Prompt: Count how many lines of the material contain the string "page", then give that number and nothing more.

Exercise data:

^^^^

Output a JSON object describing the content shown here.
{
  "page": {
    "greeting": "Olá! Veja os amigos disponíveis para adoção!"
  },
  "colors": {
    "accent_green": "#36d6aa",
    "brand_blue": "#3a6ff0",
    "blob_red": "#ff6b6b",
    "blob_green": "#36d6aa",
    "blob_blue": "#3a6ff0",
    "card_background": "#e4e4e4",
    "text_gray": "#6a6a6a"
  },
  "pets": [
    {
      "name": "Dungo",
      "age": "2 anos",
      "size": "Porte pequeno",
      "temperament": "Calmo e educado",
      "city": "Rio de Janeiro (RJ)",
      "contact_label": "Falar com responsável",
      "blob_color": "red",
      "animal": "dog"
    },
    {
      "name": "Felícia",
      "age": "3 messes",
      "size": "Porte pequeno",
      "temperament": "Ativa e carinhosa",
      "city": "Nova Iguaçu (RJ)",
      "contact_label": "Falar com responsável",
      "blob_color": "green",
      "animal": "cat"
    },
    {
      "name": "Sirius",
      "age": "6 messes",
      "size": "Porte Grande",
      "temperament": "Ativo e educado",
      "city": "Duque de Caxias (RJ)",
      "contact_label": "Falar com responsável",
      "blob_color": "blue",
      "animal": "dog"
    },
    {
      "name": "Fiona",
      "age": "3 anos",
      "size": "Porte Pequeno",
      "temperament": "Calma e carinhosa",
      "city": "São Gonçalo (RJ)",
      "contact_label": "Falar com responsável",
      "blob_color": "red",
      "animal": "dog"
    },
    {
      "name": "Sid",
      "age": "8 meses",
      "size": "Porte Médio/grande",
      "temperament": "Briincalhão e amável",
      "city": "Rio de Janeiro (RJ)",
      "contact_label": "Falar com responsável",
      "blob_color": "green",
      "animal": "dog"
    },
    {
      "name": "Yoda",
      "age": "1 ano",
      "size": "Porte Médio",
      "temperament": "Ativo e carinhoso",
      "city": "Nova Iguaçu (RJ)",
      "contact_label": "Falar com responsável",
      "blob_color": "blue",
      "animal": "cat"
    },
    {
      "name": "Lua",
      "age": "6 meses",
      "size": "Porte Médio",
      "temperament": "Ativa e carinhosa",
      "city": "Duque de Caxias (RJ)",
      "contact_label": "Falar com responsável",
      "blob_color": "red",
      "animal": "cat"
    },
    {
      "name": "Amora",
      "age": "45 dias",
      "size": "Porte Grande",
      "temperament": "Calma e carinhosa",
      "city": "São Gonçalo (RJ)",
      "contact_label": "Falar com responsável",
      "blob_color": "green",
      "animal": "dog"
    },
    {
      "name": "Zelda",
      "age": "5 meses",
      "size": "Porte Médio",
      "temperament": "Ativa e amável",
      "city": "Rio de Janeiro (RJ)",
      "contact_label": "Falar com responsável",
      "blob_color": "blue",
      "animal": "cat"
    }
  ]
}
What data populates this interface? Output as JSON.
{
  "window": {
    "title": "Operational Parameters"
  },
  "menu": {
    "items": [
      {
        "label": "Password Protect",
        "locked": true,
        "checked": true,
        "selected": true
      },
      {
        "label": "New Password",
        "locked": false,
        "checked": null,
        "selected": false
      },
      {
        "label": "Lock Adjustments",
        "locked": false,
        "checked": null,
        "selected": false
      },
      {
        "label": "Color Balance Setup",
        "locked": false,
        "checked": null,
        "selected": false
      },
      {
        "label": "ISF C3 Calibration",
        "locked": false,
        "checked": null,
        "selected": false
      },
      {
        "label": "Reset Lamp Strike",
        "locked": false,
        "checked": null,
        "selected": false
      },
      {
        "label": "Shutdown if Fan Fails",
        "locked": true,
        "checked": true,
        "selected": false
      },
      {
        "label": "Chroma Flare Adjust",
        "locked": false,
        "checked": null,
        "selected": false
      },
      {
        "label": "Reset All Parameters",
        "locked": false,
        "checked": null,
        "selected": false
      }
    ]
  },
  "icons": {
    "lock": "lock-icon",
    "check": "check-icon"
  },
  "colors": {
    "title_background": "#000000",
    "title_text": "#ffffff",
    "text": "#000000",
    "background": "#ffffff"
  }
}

^^^^

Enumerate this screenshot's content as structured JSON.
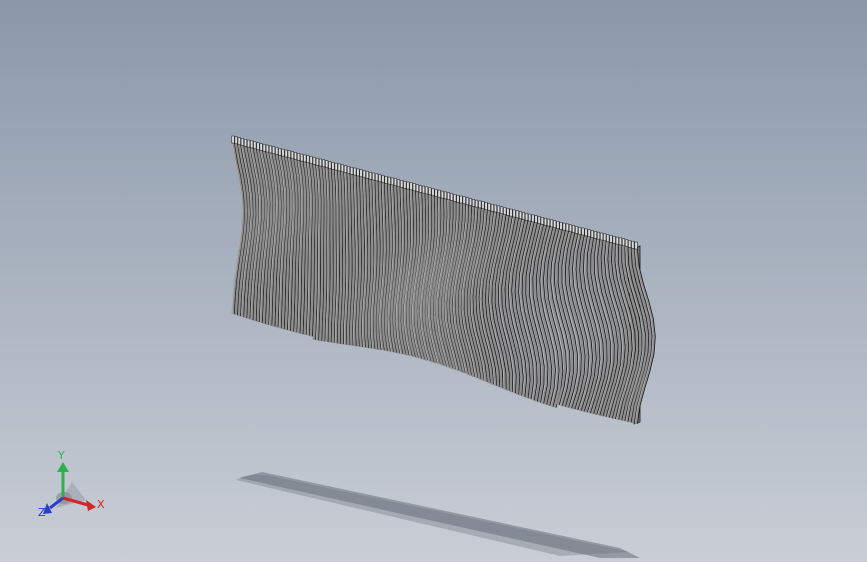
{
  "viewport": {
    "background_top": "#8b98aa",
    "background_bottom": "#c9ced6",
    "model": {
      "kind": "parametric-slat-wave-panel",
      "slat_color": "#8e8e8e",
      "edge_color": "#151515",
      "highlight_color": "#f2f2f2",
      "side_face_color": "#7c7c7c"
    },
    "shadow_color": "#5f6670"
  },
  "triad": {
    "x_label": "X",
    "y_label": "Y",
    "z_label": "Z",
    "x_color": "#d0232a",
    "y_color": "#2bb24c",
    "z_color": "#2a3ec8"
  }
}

^^^^

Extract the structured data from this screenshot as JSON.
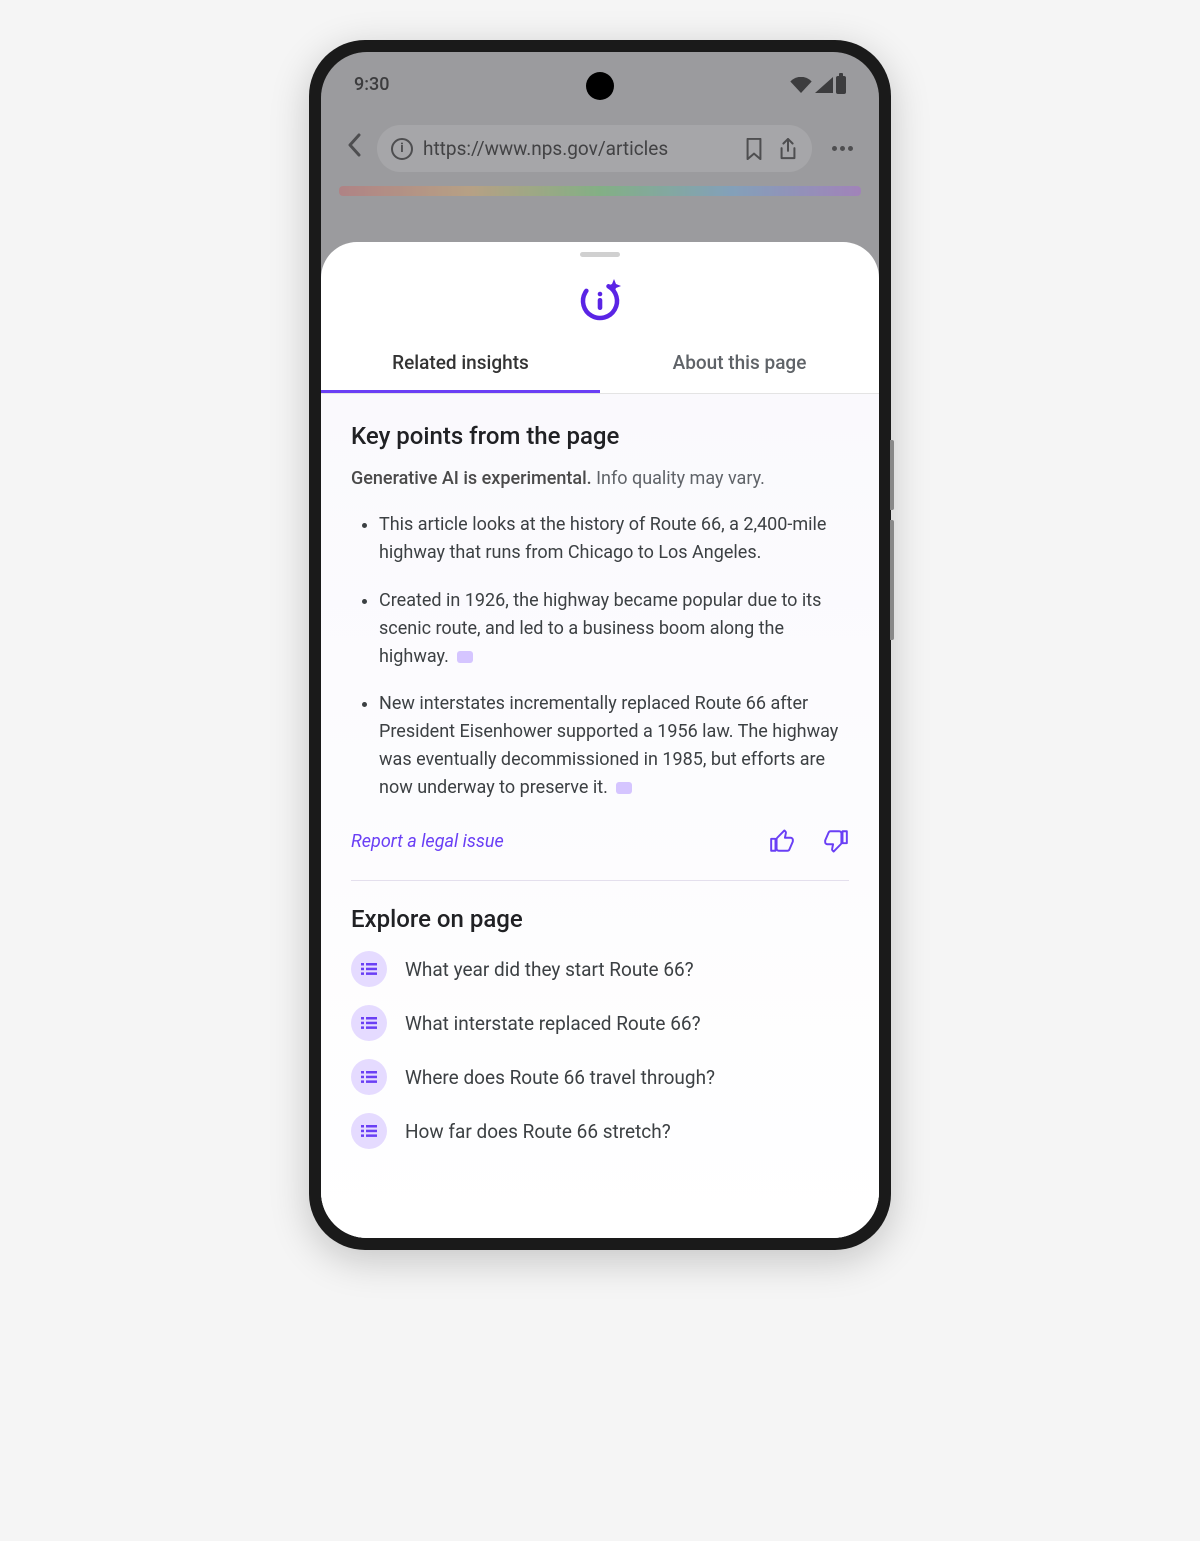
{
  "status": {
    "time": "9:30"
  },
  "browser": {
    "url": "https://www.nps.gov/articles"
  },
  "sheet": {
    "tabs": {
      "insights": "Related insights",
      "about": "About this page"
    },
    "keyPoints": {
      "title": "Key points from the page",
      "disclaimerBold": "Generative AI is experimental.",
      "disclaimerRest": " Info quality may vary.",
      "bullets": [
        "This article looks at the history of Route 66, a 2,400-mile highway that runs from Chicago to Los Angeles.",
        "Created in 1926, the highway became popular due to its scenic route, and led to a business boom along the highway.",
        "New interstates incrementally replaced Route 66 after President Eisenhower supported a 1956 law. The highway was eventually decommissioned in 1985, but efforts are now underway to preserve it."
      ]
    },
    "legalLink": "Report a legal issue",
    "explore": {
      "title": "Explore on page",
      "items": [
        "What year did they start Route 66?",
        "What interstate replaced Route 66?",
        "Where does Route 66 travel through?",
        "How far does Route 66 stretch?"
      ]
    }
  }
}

^^^^

Expected answer: 4